YOUR OBJECTIVE:
Go through the listing and write out all of it exactly.

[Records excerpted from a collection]
↓

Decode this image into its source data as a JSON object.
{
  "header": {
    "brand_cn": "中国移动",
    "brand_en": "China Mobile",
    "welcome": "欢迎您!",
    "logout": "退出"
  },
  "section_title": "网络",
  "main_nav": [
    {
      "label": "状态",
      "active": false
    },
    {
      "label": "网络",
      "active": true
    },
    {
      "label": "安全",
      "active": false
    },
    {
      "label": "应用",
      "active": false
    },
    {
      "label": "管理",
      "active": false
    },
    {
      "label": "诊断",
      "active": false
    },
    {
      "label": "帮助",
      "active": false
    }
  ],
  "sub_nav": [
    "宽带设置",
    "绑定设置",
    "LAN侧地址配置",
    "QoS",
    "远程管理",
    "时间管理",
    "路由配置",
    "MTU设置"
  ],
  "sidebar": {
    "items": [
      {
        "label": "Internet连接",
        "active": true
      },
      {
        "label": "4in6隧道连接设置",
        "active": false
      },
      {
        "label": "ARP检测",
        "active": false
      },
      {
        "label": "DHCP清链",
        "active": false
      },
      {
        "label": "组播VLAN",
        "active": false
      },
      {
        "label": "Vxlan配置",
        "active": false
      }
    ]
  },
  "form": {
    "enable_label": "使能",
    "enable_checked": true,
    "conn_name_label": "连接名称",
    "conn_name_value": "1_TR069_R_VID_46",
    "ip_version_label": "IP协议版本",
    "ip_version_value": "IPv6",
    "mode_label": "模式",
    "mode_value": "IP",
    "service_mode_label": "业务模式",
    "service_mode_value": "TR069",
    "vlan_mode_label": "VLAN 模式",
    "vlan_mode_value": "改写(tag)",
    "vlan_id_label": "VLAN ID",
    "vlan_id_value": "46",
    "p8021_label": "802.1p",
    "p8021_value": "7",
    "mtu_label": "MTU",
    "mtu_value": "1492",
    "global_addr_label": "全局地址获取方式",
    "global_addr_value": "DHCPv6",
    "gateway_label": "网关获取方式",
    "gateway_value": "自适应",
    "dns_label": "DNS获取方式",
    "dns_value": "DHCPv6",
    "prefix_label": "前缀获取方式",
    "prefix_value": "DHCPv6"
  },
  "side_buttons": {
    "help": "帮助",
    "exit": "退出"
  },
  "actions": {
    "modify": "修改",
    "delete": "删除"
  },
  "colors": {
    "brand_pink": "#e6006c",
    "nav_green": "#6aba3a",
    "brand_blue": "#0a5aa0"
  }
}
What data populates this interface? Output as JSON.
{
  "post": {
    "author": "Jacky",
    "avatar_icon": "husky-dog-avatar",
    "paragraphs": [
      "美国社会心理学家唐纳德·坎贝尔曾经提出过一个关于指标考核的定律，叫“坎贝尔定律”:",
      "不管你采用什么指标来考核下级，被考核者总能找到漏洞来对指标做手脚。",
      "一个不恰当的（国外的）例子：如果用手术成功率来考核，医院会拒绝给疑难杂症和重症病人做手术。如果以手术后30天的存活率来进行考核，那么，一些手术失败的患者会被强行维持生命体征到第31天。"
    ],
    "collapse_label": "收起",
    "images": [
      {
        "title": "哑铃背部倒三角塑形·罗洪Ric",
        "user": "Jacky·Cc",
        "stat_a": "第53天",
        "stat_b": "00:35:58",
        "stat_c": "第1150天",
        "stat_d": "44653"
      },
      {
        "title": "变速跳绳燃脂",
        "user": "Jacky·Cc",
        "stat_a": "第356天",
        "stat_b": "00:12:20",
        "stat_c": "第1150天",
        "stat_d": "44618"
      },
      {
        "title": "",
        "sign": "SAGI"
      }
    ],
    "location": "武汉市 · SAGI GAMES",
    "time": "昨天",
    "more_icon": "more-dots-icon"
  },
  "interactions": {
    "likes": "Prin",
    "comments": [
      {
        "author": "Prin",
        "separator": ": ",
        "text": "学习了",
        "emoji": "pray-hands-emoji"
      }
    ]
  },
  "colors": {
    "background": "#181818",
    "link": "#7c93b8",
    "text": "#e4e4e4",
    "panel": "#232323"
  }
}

↑

EXERCISE RESPONSE:
Decode this image into its source data as a JSON object.
{
  "header": {
    "brand_cn": "中国移动",
    "brand_en": "China Mobile",
    "welcome": "欢迎您!",
    "logout": "退出"
  },
  "section_title": "网络",
  "main_nav": [
    {
      "label": "状态",
      "active": false
    },
    {
      "label": "网络",
      "active": true
    },
    {
      "label": "安全",
      "active": false
    },
    {
      "label": "应用",
      "active": false
    },
    {
      "label": "管理",
      "active": false
    },
    {
      "label": "诊断",
      "active": false
    },
    {
      "label": "帮助",
      "active": false
    }
  ],
  "sub_nav": [
    "宽带设置",
    "绑定设置",
    "LAN侧地址配置",
    "QoS",
    "远程管理",
    "时间管理",
    "路由配置",
    "MTU设置"
  ],
  "sidebar": {
    "items": [
      {
        "label": "Internet连接",
        "active": true
      },
      {
        "label": "4in6隧道连接设置",
        "active": false
      },
      {
        "label": "ARP检测",
        "active": false
      },
      {
        "label": "DHCP清链",
        "active": false
      },
      {
        "label": "组播VLAN",
        "active": false
      },
      {
        "label": "Vxlan配置",
        "active": false
      }
    ]
  },
  "form": {
    "enable_label": "使能",
    "enable_checked": true,
    "conn_name_label": "连接名称",
    "conn_name_value": "1_TR069_R_VID_46",
    "ip_version_label": "IP协议版本",
    "ip_version_value": "IPv6",
    "mode_label": "模式",
    "mode_value": "IP",
    "service_mode_label": "业务模式",
    "service_mode_value": "TR069",
    "vlan_mode_label": "VLAN 模式",
    "vlan_mode_value": "改写(tag)",
    "vlan_id_label": "VLAN ID",
    "vlan_id_value": "46",
    "p8021_label": "802.1p",
    "p8021_value": "7",
    "mtu_label": "MTU",
    "mtu_value": "1492",
    "global_addr_label": "全局地址获取方式",
    "global_addr_value": "DHCPv6",
    "gateway_label": "网关获取方式",
    "gateway_value": "自适应",
    "dns_label": "DNS获取方式",
    "dns_value": "DHCPv6",
    "prefix_label": "前缀获取方式",
    "prefix_value": "DHCPv6"
  },
  "side_buttons": {
    "help": "帮助",
    "exit": "退出"
  },
  "actions": {
    "modify": "修改",
    "delete": "删除"
  },
  "colors": {
    "brand_pink": "#e6006c",
    "nav_green": "#6aba3a",
    "brand_blue": "#0a5aa0"
  }
}
What data populates this interface? Output as JSON.
{
  "post": {
    "author": "Jacky",
    "avatar_icon": "husky-dog-avatar",
    "paragraphs": [
      "美国社会心理学家唐纳德·坎贝尔曾经提出过一个关于指标考核的定律，叫“坎贝尔定律”:",
      "不管你采用什么指标来考核下级，被考核者总能找到漏洞来对指标做手脚。",
      "一个不恰当的（国外的）例子：如果用手术成功率来考核，医院会拒绝给疑难杂症和重症病人做手术。如果以手术后30天的存活率来进行考核，那么，一些手术失败的患者会被强行维持生命体征到第31天。"
    ],
    "collapse_label": "收起",
    "images": [
      {
        "title": "哑铃背部倒三角塑形·罗洪Ric",
        "user": "Jacky·Cc",
        "stat_a": "第53天",
        "stat_b": "00:35:58",
        "stat_c": "第1150天",
        "stat_d": "44653"
      },
      {
        "title": "变速跳绳燃脂",
        "user": "Jacky·Cc",
        "stat_a": "第356天",
        "stat_b": "00:12:20",
        "stat_c": "第1150天",
        "stat_d": "44618"
      },
      {
        "title": "",
        "sign": "SAGI"
      }
    ],
    "location": "武汉市 · SAGI GAMES",
    "time": "昨天",
    "more_icon": "more-dots-icon"
  },
  "interactions": {
    "likes": "Prin",
    "comments": [
      {
        "author": "Prin",
        "separator": ": ",
        "text": "学习了",
        "emoji": "pray-hands-emoji"
      }
    ]
  },
  "colors": {
    "background": "#181818",
    "link": "#7c93b8",
    "text": "#e4e4e4",
    "panel": "#232323"
  }
}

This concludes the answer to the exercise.